CHALLENGE:
Write out the full listing again, exactly as it stands.

DATA ROWS:
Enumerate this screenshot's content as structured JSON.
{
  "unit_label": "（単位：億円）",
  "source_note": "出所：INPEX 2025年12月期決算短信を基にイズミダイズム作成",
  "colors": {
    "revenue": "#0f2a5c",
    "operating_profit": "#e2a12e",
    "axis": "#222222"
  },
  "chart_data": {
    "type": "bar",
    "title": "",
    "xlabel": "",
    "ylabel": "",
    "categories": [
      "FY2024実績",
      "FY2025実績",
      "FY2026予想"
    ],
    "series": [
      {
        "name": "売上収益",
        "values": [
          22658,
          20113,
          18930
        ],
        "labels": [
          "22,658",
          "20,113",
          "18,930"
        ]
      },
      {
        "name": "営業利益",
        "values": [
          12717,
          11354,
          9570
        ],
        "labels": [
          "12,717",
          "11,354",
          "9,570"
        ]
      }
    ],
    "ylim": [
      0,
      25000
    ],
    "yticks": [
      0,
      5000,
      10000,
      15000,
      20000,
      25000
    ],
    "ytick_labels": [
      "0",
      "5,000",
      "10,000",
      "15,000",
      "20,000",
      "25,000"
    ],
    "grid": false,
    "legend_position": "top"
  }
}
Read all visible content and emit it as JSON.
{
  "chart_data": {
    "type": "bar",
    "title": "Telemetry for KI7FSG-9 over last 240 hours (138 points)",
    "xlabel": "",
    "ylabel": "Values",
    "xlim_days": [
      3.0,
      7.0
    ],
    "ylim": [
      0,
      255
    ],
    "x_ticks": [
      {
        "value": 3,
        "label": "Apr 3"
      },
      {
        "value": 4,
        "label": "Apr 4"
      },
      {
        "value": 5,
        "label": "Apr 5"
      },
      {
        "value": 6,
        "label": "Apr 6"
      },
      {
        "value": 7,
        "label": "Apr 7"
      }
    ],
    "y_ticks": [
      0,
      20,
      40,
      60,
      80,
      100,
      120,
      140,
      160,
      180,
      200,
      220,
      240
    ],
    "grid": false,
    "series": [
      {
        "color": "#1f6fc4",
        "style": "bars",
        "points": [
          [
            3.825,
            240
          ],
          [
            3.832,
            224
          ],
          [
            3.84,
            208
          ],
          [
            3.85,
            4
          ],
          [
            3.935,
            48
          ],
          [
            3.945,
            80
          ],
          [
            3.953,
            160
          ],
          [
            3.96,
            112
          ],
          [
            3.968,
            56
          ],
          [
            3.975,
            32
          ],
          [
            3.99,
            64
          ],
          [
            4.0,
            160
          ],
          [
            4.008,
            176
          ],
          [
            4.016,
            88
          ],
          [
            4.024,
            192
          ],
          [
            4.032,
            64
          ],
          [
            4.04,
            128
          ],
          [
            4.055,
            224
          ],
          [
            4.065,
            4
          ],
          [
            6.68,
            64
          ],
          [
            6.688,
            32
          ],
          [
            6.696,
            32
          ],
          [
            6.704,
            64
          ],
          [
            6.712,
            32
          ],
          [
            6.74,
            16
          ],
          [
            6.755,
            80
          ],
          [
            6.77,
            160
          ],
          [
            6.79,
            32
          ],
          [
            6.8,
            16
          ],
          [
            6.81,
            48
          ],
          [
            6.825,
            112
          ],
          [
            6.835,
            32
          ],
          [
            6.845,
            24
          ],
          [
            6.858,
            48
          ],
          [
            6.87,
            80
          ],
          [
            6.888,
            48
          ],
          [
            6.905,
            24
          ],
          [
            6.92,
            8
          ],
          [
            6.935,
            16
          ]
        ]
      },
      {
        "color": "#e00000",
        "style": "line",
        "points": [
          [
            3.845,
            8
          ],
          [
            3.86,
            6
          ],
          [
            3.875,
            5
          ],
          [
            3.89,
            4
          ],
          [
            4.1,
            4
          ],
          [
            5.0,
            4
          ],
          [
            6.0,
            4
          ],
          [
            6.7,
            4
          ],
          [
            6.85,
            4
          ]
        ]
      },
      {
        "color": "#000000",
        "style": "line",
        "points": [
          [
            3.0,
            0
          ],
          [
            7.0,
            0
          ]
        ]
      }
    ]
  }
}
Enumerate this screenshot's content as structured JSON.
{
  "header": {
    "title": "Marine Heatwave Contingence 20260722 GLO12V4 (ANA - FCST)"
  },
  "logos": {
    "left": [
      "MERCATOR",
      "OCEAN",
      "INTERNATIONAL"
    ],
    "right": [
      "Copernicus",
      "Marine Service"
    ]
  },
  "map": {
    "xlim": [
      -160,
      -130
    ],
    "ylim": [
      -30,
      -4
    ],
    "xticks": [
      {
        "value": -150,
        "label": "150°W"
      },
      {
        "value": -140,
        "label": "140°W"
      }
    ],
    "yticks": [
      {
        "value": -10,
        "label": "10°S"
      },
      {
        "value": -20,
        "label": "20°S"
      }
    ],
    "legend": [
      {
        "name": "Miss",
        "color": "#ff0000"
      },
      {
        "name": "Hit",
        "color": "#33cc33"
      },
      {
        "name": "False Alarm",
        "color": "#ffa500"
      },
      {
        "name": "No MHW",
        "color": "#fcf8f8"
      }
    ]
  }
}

WORKED SOLUTION:
Enumerate this screenshot's content as structured JSON.
{
  "unit_label": "（単位：億円）",
  "source_note": "出所：INPEX 2025年12月期決算短信を基にイズミダイズム作成",
  "colors": {
    "revenue": "#0f2a5c",
    "operating_profit": "#e2a12e",
    "axis": "#222222"
  },
  "chart_data": {
    "type": "bar",
    "title": "",
    "xlabel": "",
    "ylabel": "",
    "categories": [
      "FY2024実績",
      "FY2025実績",
      "FY2026予想"
    ],
    "series": [
      {
        "name": "売上収益",
        "values": [
          22658,
          20113,
          18930
        ],
        "labels": [
          "22,658",
          "20,113",
          "18,930"
        ]
      },
      {
        "name": "営業利益",
        "values": [
          12717,
          11354,
          9570
        ],
        "labels": [
          "12,717",
          "11,354",
          "9,570"
        ]
      }
    ],
    "ylim": [
      0,
      25000
    ],
    "yticks": [
      0,
      5000,
      10000,
      15000,
      20000,
      25000
    ],
    "ytick_labels": [
      "0",
      "5,000",
      "10,000",
      "15,000",
      "20,000",
      "25,000"
    ],
    "grid": false,
    "legend_position": "top"
  }
}
Read all visible content and emit it as JSON.
{
  "chart_data": {
    "type": "bar",
    "title": "Telemetry for KI7FSG-9 over last 240 hours (138 points)",
    "xlabel": "",
    "ylabel": "Values",
    "xlim_days": [
      3.0,
      7.0
    ],
    "ylim": [
      0,
      255
    ],
    "x_ticks": [
      {
        "value": 3,
        "label": "Apr 3"
      },
      {
        "value": 4,
        "label": "Apr 4"
      },
      {
        "value": 5,
        "label": "Apr 5"
      },
      {
        "value": 6,
        "label": "Apr 6"
      },
      {
        "value": 7,
        "label": "Apr 7"
      }
    ],
    "y_ticks": [
      0,
      20,
      40,
      60,
      80,
      100,
      120,
      140,
      160,
      180,
      200,
      220,
      240
    ],
    "grid": false,
    "series": [
      {
        "color": "#1f6fc4",
        "style": "bars",
        "points": [
          [
            3.825,
            240
          ],
          [
            3.832,
            224
          ],
          [
            3.84,
            208
          ],
          [
            3.85,
            4
          ],
          [
            3.935,
            48
          ],
          [
            3.945,
            80
          ],
          [
            3.953,
            160
          ],
          [
            3.96,
            112
          ],
          [
            3.968,
            56
          ],
          [
            3.975,
            32
          ],
          [
            3.99,
            64
          ],
          [
            4.0,
            160
          ],
          [
            4.008,
            176
          ],
          [
            4.016,
            88
          ],
          [
            4.024,
            192
          ],
          [
            4.032,
            64
          ],
          [
            4.04,
            128
          ],
          [
            4.055,
            224
          ],
          [
            4.065,
            4
          ],
          [
            6.68,
            64
          ],
          [
            6.688,
            32
          ],
          [
            6.696,
            32
          ],
          [
            6.704,
            64
          ],
          [
            6.712,
            32
          ],
          [
            6.74,
            16
          ],
          [
            6.755,
            80
          ],
          [
            6.77,
            160
          ],
          [
            6.79,
            32
          ],
          [
            6.8,
            16
          ],
          [
            6.81,
            48
          ],
          [
            6.825,
            112
          ],
          [
            6.835,
            32
          ],
          [
            6.845,
            24
          ],
          [
            6.858,
            48
          ],
          [
            6.87,
            80
          ],
          [
            6.888,
            48
          ],
          [
            6.905,
            24
          ],
          [
            6.92,
            8
          ],
          [
            6.935,
            16
          ]
        ]
      },
      {
        "color": "#e00000",
        "style": "line",
        "points": [
          [
            3.845,
            8
          ],
          [
            3.86,
            6
          ],
          [
            3.875,
            5
          ],
          [
            3.89,
            4
          ],
          [
            4.1,
            4
          ],
          [
            5.0,
            4
          ],
          [
            6.0,
            4
          ],
          [
            6.7,
            4
          ],
          [
            6.85,
            4
          ]
        ]
      },
      {
        "color": "#000000",
        "style": "line",
        "points": [
          [
            3.0,
            0
          ],
          [
            7.0,
            0
          ]
        ]
      }
    ]
  }
}
Enumerate this screenshot's content as structured JSON.
{
  "header": {
    "title": "Marine Heatwave Contingence 20260722 GLO12V4 (ANA - FCST)"
  },
  "logos": {
    "left": [
      "MERCATOR",
      "OCEAN",
      "INTERNATIONAL"
    ],
    "right": [
      "Copernicus",
      "Marine Service"
    ]
  },
  "map": {
    "xlim": [
      -160,
      -130
    ],
    "ylim": [
      -30,
      -4
    ],
    "xticks": [
      {
        "value": -150,
        "label": "150°W"
      },
      {
        "value": -140,
        "label": "140°W"
      }
    ],
    "yticks": [
      {
        "value": -10,
        "label": "10°S"
      },
      {
        "value": -20,
        "label": "20°S"
      }
    ],
    "legend": [
      {
        "name": "Miss",
        "color": "#ff0000"
      },
      {
        "name": "Hit",
        "color": "#33cc33"
      },
      {
        "name": "False Alarm",
        "color": "#ffa500"
      },
      {
        "name": "No MHW",
        "color": "#fcf8f8"
      }
    ]
  }
}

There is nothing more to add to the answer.